**Recorded data**
=-=-=

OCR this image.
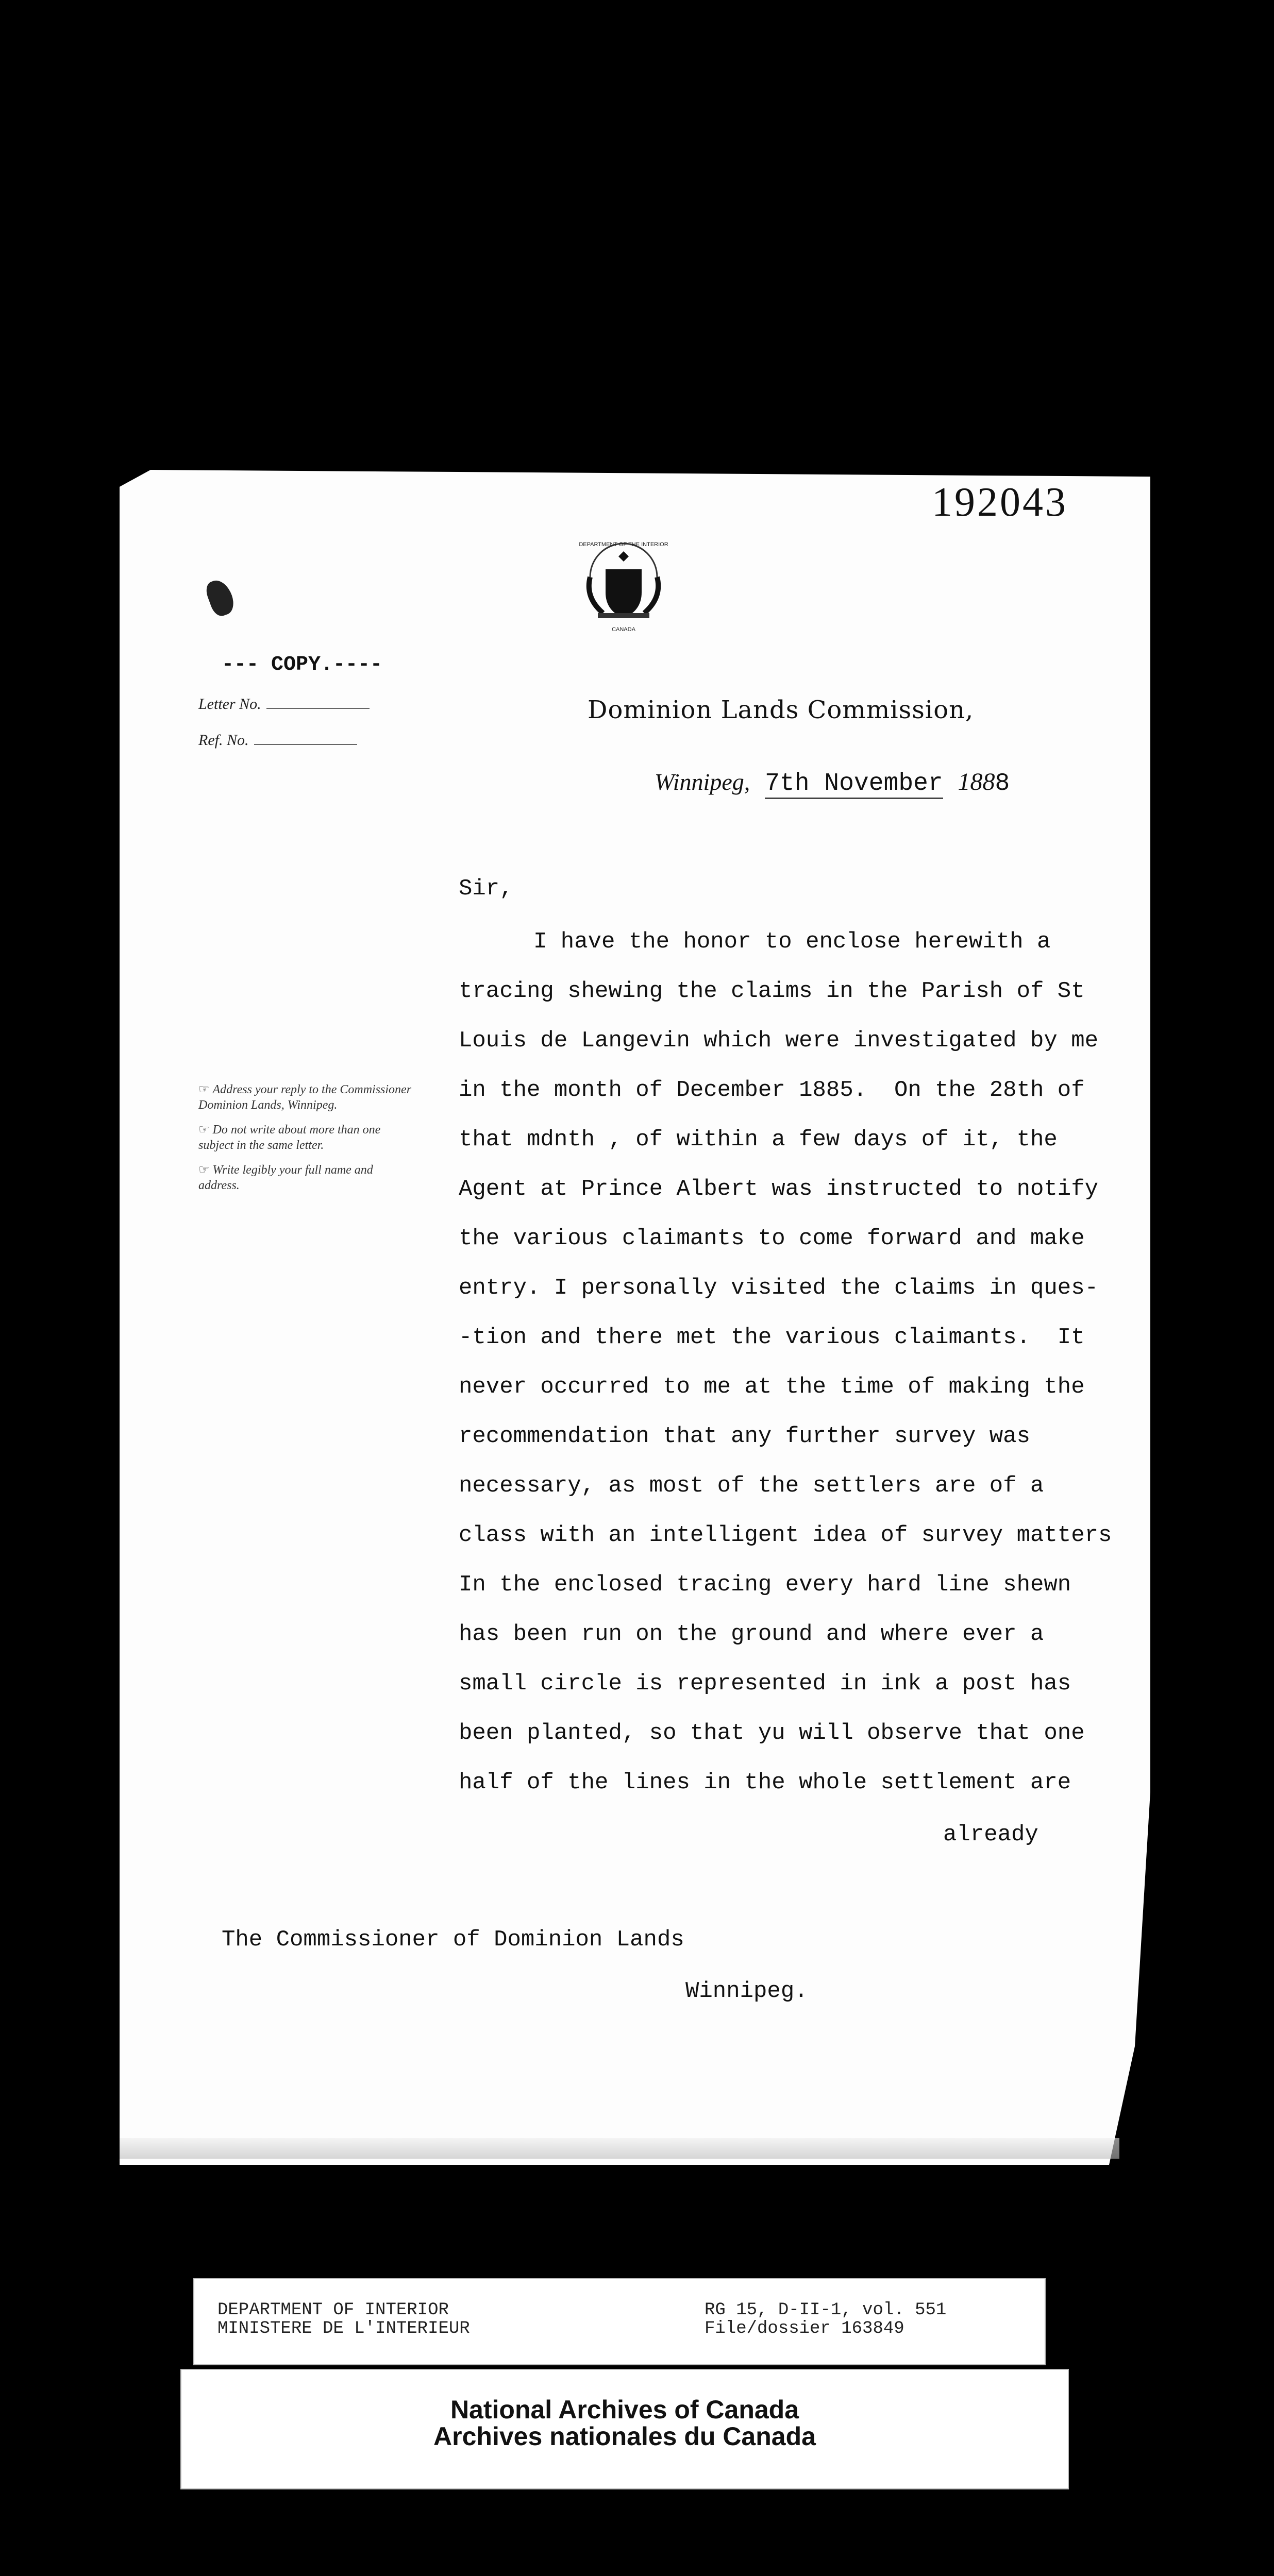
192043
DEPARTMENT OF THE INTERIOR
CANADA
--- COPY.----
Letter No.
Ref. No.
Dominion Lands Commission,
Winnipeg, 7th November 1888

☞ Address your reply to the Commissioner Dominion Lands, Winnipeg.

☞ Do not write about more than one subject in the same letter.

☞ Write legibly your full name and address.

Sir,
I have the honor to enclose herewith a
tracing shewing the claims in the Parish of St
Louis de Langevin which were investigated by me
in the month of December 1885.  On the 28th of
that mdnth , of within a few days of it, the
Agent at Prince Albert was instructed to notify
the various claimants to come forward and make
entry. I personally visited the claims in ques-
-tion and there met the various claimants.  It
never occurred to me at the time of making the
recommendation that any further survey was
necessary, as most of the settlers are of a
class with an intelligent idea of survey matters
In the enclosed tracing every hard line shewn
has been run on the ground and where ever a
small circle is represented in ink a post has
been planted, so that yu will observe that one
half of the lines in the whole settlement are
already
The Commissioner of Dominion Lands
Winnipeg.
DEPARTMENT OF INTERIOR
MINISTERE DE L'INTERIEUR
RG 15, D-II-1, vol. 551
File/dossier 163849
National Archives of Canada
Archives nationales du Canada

=-=-=

**Goal**
Read the data above and pull out each line that holds the string "claims".

**Solution**
tracing shewing the claims in the Parish of St
entry. I personally visited the claims in ques-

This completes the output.